Passage to read:
* BEGIN *
I agree, a lot of people would be the same they would buy one but unless it was really great value and great beer you proberbly wouldn't buy them too regularly. I am not sure if Scotty there is really concerned too much with mass distribution.


----------



## Pollux (2/8/09)

[quote name='Rack'EmUp' post='499829' date='Aug 1 2009, 09:52 PM']Congratulations - your a pisshead. :lol:[/quote]

It took some effort but I got there.....Learnt the had way they can't be resealed.


----------



## rackemup (2/8/09)

glaab said:


> pfbbbbt, 10 hours?, maybe it evapourated :unsure:




lol  , i'm sure you could knock one of those down in a few hours, eh?


----------



## discoloop (2/8/09)

My biggest problem with those mini-kegs is the math. 

$25 mini keg is a pretty good deal. I usually see them for at least $30. At that price they're $6 per litre.
* END *
Work instructions:
[a] Rewrite the mini-keg thread from "## Pollux (2/8/09)" down to "can't be resealed.", replacing "resealed" with "reopened".
[b] Decide whether each statement agrees with the mini-keg thread, answering yes or no and quoting the words that settle it: (i) discoloop usually sees mini-kegs priced at $30 or more. (ii) The first poster is certain that Scotty cares a great deal about mass distribution. (iii) rackemup thinks a person could finish one in a few hours.

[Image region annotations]
* BEGIN *
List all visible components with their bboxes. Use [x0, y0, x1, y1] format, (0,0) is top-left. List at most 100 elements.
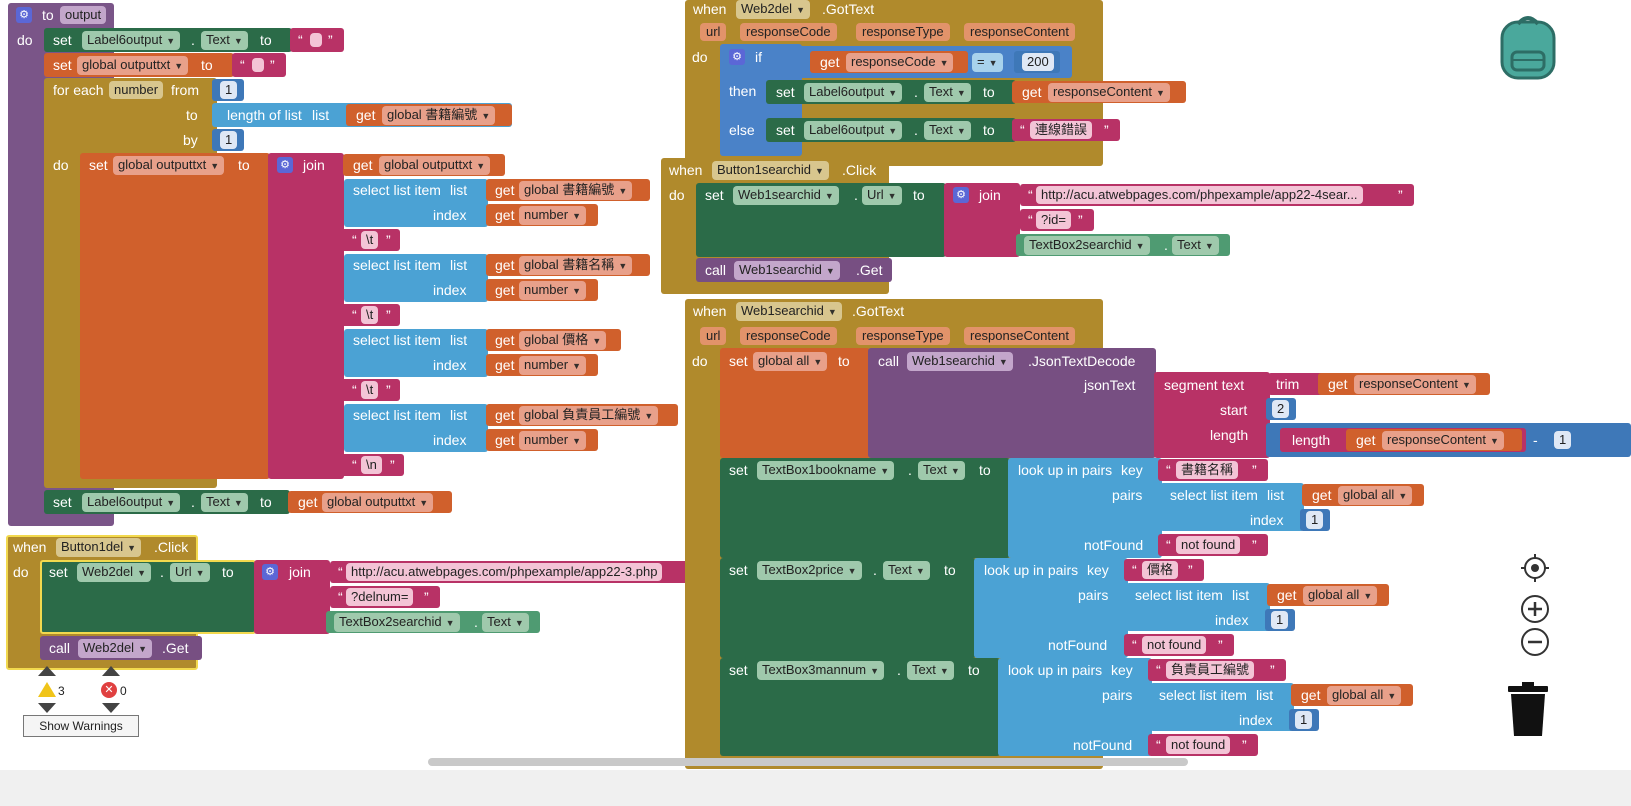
param-responsetype[interactable]: responseType [856, 23, 950, 41]
component-dropdown[interactable]: Web1searchid▼ [907, 352, 1013, 371]
number-field[interactable]: 1 [1295, 711, 1313, 729]
look-up-in-pairs-block[interactable] [974, 558, 1128, 658]
zoom-in-icon[interactable] [1520, 594, 1550, 624]
text-field[interactable]: \t [361, 381, 379, 399]
number-field[interactable]: 1 [1554, 431, 1572, 449]
number-field[interactable]: 200 [1022, 53, 1054, 71]
text-field[interactable]: \t [361, 231, 379, 249]
variable-dropdown[interactable]: responseContent▼ [1382, 431, 1504, 450]
variable-dropdown[interactable]: global 負責員工編號▼ [519, 406, 659, 425]
gear-icon[interactable]: ⚙ [16, 7, 32, 23]
component-dropdown[interactable]: Web1searchid▼ [734, 261, 840, 280]
param-responsecontent[interactable]: responseContent [964, 23, 1076, 41]
text-field[interactable]: 連線錯誤 [1030, 121, 1093, 139]
text-field[interactable] [310, 33, 322, 47]
param-responsecontent[interactable]: responseContent [964, 327, 1076, 345]
text-field[interactable]: 價格 [1142, 561, 1179, 579]
param-responsecode[interactable]: responseCode [740, 23, 837, 41]
variable-dropdown[interactable]: global 書籍編號▼ [382, 106, 496, 125]
component-dropdown[interactable]: Button1searchid▼ [712, 161, 829, 180]
param-responsetype[interactable]: responseType [856, 327, 950, 345]
gear-icon[interactable]: ⚙ [262, 564, 278, 580]
backpack-icon[interactable] [1496, 12, 1560, 82]
variable-dropdown[interactable]: number▼ [519, 206, 586, 225]
variable-dropdown[interactable]: global 價格▼ [519, 331, 607, 350]
text-field[interactable]: 書籍名稱 [1176, 461, 1239, 479]
param-url[interactable]: url [700, 327, 727, 345]
property-dropdown[interactable]: Text▼ [201, 493, 248, 512]
component-dropdown[interactable]: Web1searchid▼ [733, 186, 839, 205]
component-dropdown[interactable]: Label6output▼ [82, 493, 181, 512]
warnings-next-arrow[interactable] [38, 703, 56, 713]
look-up-in-pairs-block[interactable] [1008, 458, 1162, 558]
number-field[interactable]: 2 [1272, 400, 1290, 418]
text-field[interactable] [252, 58, 264, 72]
property-dropdown[interactable]: Text▼ [924, 83, 971, 102]
component-dropdown[interactable]: Label6output▼ [804, 83, 903, 102]
procedure-name-field[interactable]: output [60, 6, 107, 24]
component-dropdown[interactable]: TextBox3mannum▼ [757, 661, 884, 680]
property-dropdown[interactable]: Text▼ [1172, 236, 1219, 255]
component-dropdown[interactable]: TextBox1bookname▼ [757, 461, 895, 480]
select-list-item-block[interactable] [1126, 583, 1270, 631]
property-dropdown[interactable]: Url▼ [170, 563, 210, 582]
text-field[interactable]: not found [1142, 636, 1207, 654]
look-up-in-pairs-block[interactable] [998, 658, 1152, 756]
variable-dropdown[interactable]: global all▼ [1338, 486, 1413, 505]
number-field[interactable]: 1 [220, 81, 238, 99]
component-dropdown[interactable]: Web2del▼ [78, 639, 152, 658]
component-dropdown[interactable]: Web2del▼ [736, 0, 810, 19]
variable-dropdown[interactable]: global outputtxt▼ [113, 156, 225, 175]
component-dropdown[interactable]: Button1del▼ [56, 538, 142, 557]
param-responsecode[interactable]: responseCode [740, 327, 837, 345]
property-dropdown[interactable]: Text▼ [482, 613, 529, 632]
variable-dropdown[interactable]: global outputtxt▼ [379, 156, 491, 175]
gear-icon[interactable]: ⚙ [729, 49, 745, 65]
component-dropdown[interactable]: Web1searchid▼ [736, 302, 842, 321]
select-list-item-block[interactable] [1150, 683, 1294, 731]
select-list-item-block[interactable] [344, 404, 488, 452]
zoom-out-icon[interactable] [1520, 627, 1550, 657]
property-dropdown[interactable]: Url▼ [862, 186, 902, 205]
component-dropdown[interactable]: TextBox2searchid▼ [334, 613, 460, 632]
property-dropdown[interactable]: Text▼ [907, 661, 954, 680]
loop-variable-field[interactable]: number [109, 81, 164, 99]
gear-icon[interactable]: ⚙ [953, 187, 969, 203]
variable-dropdown[interactable]: number▼ [519, 431, 586, 450]
property-dropdown[interactable]: Text▼ [883, 561, 930, 580]
text-field[interactable]: \n [361, 456, 382, 474]
warnings-prev-arrow[interactable] [38, 666, 56, 676]
target-icon[interactable] [1520, 553, 1550, 583]
text-field[interactable]: ?id= [1036, 211, 1071, 229]
select-list-item-block[interactable] [344, 179, 488, 227]
property-dropdown[interactable]: Text▼ [924, 121, 971, 140]
text-field[interactable]: \t [361, 306, 379, 324]
errors-prev-arrow[interactable] [102, 666, 120, 676]
variable-dropdown[interactable]: number▼ [519, 356, 586, 375]
component-dropdown[interactable]: Web2del▼ [77, 563, 151, 582]
text-field[interactable]: http://acu.atwebpages.com/phpexample/app… [1036, 186, 1363, 204]
variable-dropdown[interactable]: global all▼ [1327, 686, 1402, 705]
number-field[interactable]: 1 [1271, 611, 1289, 629]
variable-dropdown[interactable]: global 書籍編號▼ [519, 181, 633, 200]
errors-next-arrow[interactable] [102, 703, 120, 713]
text-field[interactable]: not found [1166, 736, 1231, 754]
select-list-item-block[interactable] [1160, 483, 1304, 531]
variable-dropdown[interactable]: responseCode▼ [846, 53, 954, 72]
variable-dropdown[interactable]: global all▼ [1303, 586, 1378, 605]
number-field[interactable]: 1 [1306, 511, 1324, 529]
select-list-item-block[interactable] [344, 329, 488, 377]
variable-dropdown[interactable]: responseContent▼ [1354, 375, 1476, 394]
property-dropdown[interactable]: Text▼ [918, 461, 965, 480]
text-field[interactable]: http://acu.atwebpages.com/phpexample/app… [346, 563, 663, 581]
number-field[interactable]: 1 [220, 131, 238, 149]
component-dropdown[interactable]: Label6output▼ [804, 121, 903, 140]
text-field[interactable]: ?delnum= [346, 588, 414, 606]
horizontal-scrollbar[interactable] [428, 758, 1188, 766]
variable-dropdown[interactable]: number▼ [519, 281, 586, 300]
variable-dropdown[interactable]: responseContent▼ [1048, 83, 1170, 102]
variable-dropdown[interactable]: global all▼ [753, 352, 828, 371]
component-dropdown[interactable]: TextBox2searchid▼ [1024, 236, 1150, 255]
set-global-outputtxt-block[interactable] [80, 153, 270, 479]
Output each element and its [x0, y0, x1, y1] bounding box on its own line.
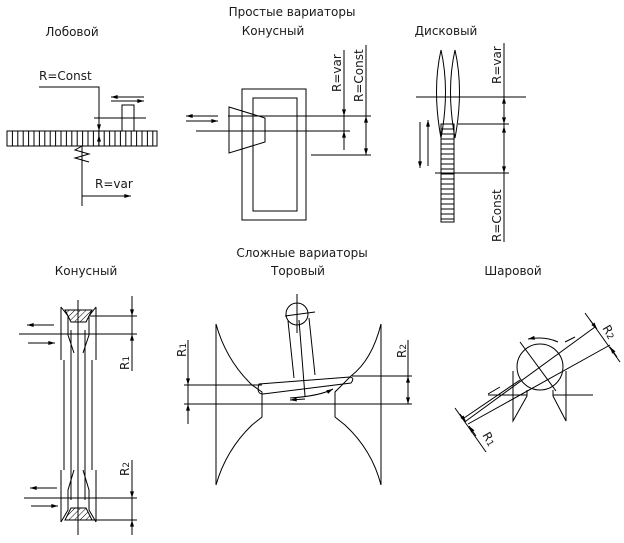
arm-left	[287, 320, 295, 379]
rotation-arrow	[527, 335, 559, 343]
diag-line-2	[467, 344, 611, 425]
disc-r-var-label: R=var	[490, 46, 504, 84]
cone-left	[512, 371, 528, 423]
toroidal-variator: Торовый R1 R2	[175, 264, 412, 486]
ext-line-r1	[454, 407, 487, 453]
r1-label: R1	[118, 356, 132, 370]
frontal-r-const-label: R=Const	[39, 69, 92, 83]
pulley-bottom-right	[82, 469, 97, 523]
diag-line-3	[463, 379, 521, 419]
motion-tick	[487, 386, 501, 395]
arm-center	[298, 319, 306, 397]
r2-label: R2	[118, 462, 132, 476]
ball-axis	[519, 341, 557, 392]
diag-line-1	[465, 326, 596, 422]
frontal-r-var-label: R=var	[95, 177, 133, 191]
conical-r-var-label: R=var	[330, 54, 344, 92]
ball-r2-label: R2	[599, 323, 618, 342]
outer-frame	[241, 88, 307, 221]
ball-variator: Шаровой R2 R1	[454, 264, 621, 453]
inner-frame	[252, 97, 298, 212]
dim-arrow	[459, 413, 467, 423]
torus-right	[334, 323, 382, 486]
ball	[516, 343, 564, 391]
conical-complex-variator: Конусный R1 R2	[19, 264, 137, 535]
r-const-leader	[39, 86, 100, 146]
ball-label: Шаровой	[484, 264, 541, 278]
arm-right	[308, 317, 316, 376]
dim-arrow	[589, 319, 598, 330]
disc-label: Дисковый	[415, 24, 478, 38]
pivot-horizontal	[284, 311, 316, 317]
cone	[228, 106, 266, 154]
disc-left	[436, 49, 446, 139]
break-mark	[73, 145, 91, 163]
disc-variator: Дисковый R=var R=Const	[415, 24, 526, 242]
complex-variators-title: Сложные вариаторы	[236, 246, 367, 260]
disc-right	[450, 49, 460, 139]
cone-right	[552, 371, 567, 422]
toroidal-r1-label: R1	[175, 343, 189, 357]
roller	[257, 376, 354, 395]
frontal-label: Лобовой	[45, 25, 98, 39]
simple-variators-title: Простые вариаторы	[229, 5, 356, 19]
conical-complex-label: Конусный	[55, 264, 118, 278]
rotation-arrow-left	[289, 397, 306, 402]
conical-simple-variator: Конусный R=var R=Const	[186, 24, 371, 221]
frontal-disc	[6, 130, 158, 147]
dim-arrow	[609, 346, 618, 358]
conical-r-const-label: R=Const	[352, 49, 366, 102]
dim-arrow	[468, 425, 477, 437]
toroidal-r2-label: R2	[395, 344, 409, 358]
ball-r1-label: R1	[479, 430, 498, 449]
conical-simple-label: Конусный	[242, 24, 305, 38]
pulley-top-right-outer	[82, 306, 97, 354]
rotation-tick	[564, 336, 576, 343]
frontal-variator: Лобовой R=Const R=var	[6, 25, 158, 206]
disc-r-const-label: R=Const	[490, 189, 504, 242]
toroidal-label: Торовый	[270, 264, 325, 278]
rotation-arrow	[289, 388, 334, 399]
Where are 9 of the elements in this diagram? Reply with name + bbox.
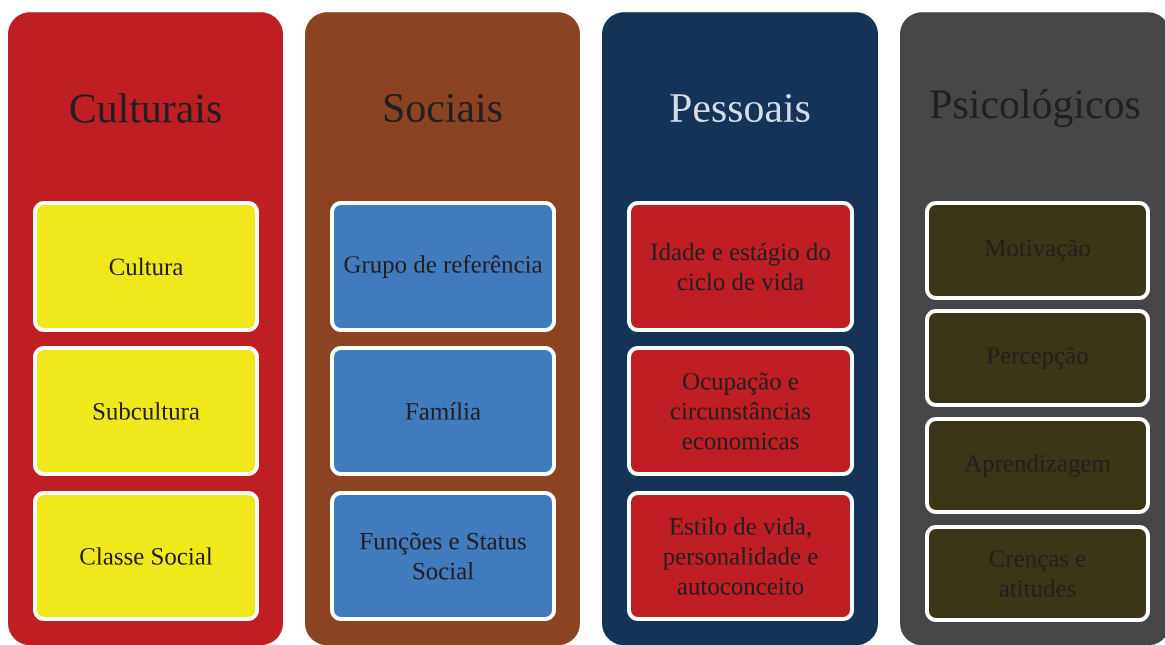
factor-box: Idade e estágio do ciclo de vida — [627, 201, 854, 332]
factor-box: Família — [330, 346, 556, 476]
factor-box: Funções e Status Social — [330, 491, 556, 621]
factor-box: Classe Social — [33, 491, 259, 621]
factor-box: Subcultura — [33, 346, 259, 476]
factor-box: Ocupação e circunstâncias economicas — [627, 346, 854, 476]
factor-box: Grupo de referência — [330, 201, 556, 332]
factor-box: Estilo de vida, personalidade e autoconceito — [627, 491, 854, 621]
factor-box: Cultura — [33, 201, 259, 332]
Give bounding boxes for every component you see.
* END *
The replies:
[a]
## Pollux (2/8/09)

[quote name='Rack'EmUp' post='499829' date='Aug 1 2009, 09:52 PM']Congratulations - your a pisshead. :lol:[/quote]

It took some effort but I got there.....Learnt the had way they can't be reopened.

[b]
(i) Yes: "I usually see them for at least $30."
(ii) No: "I am not sure if Scotty there is really concerned too much with mass distribution."
(iii) Yes: "i'm sure you could knock one of those down in a few hours, eh?"